Saved data entries:
==========
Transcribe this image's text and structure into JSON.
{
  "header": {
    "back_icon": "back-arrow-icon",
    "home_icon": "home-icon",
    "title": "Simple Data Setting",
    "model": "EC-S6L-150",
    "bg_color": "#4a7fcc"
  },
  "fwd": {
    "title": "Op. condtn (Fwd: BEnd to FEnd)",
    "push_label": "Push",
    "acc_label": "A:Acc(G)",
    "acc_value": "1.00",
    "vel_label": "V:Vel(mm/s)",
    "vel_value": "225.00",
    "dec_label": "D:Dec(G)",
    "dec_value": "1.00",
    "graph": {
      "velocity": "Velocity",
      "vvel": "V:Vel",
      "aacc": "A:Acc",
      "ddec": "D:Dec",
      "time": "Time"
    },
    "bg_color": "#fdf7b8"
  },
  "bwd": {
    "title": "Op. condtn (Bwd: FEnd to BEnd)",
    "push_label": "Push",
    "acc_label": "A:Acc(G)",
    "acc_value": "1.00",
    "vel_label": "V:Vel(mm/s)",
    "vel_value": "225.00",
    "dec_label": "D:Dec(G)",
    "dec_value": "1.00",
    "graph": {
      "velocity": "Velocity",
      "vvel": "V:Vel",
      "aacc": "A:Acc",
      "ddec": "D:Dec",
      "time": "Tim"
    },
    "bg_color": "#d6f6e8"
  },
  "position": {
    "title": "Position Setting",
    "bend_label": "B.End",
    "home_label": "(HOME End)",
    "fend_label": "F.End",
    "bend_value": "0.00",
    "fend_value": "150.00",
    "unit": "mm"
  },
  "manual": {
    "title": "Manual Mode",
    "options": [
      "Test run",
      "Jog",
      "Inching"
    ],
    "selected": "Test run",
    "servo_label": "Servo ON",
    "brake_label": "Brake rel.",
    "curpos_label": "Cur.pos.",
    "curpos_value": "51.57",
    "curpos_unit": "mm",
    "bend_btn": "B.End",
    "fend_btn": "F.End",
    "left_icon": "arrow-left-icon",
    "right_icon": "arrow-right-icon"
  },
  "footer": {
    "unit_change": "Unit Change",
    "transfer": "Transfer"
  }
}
==========
PROBLEM TO SOLVE - From the records above, extract everything verbatim.

WRITTEN RESPONSE -
Transcribe this image's text and structure into JSON.
{
  "header": {
    "back_icon": "back-arrow-icon",
    "home_icon": "home-icon",
    "title": "Simple Data Setting",
    "model": "EC-S6L-150",
    "bg_color": "#4a7fcc"
  },
  "fwd": {
    "title": "Op. condtn (Fwd: BEnd to FEnd)",
    "push_label": "Push",
    "acc_label": "A:Acc(G)",
    "acc_value": "1.00",
    "vel_label": "V:Vel(mm/s)",
    "vel_value": "225.00",
    "dec_label": "D:Dec(G)",
    "dec_value": "1.00",
    "graph": {
      "velocity": "Velocity",
      "vvel": "V:Vel",
      "aacc": "A:Acc",
      "ddec": "D:Dec",
      "time": "Time"
    },
    "bg_color": "#fdf7b8"
  },
  "bwd": {
    "title": "Op. condtn (Bwd: FEnd to BEnd)",
    "push_label": "Push",
    "acc_label": "A:Acc(G)",
    "acc_value": "1.00",
    "vel_label": "V:Vel(mm/s)",
    "vel_value": "225.00",
    "dec_label": "D:Dec(G)",
    "dec_value": "1.00",
    "graph": {
      "velocity": "Velocity",
      "vvel": "V:Vel",
      "aacc": "A:Acc",
      "ddec": "D:Dec",
      "time": "Tim"
    },
    "bg_color": "#d6f6e8"
  },
  "position": {
    "title": "Position Setting",
    "bend_label": "B.End",
    "home_label": "(HOME End)",
    "fend_label": "F.End",
    "bend_value": "0.00",
    "fend_value": "150.00",
    "unit": "mm"
  },
  "manual": {
    "title": "Manual Mode",
    "options": [
      "Test run",
      "Jog",
      "Inching"
    ],
    "selected": "Test run",
    "servo_label": "Servo ON",
    "brake_label": "Brake rel.",
    "curpos_label": "Cur.pos.",
    "curpos_value": "51.57",
    "curpos_unit": "mm",
    "bend_btn": "B.End",
    "fend_btn": "F.End",
    "left_icon": "arrow-left-icon",
    "right_icon": "arrow-right-icon"
  },
  "footer": {
    "unit_change": "Unit Change",
    "transfer": "Transfer"
  }
}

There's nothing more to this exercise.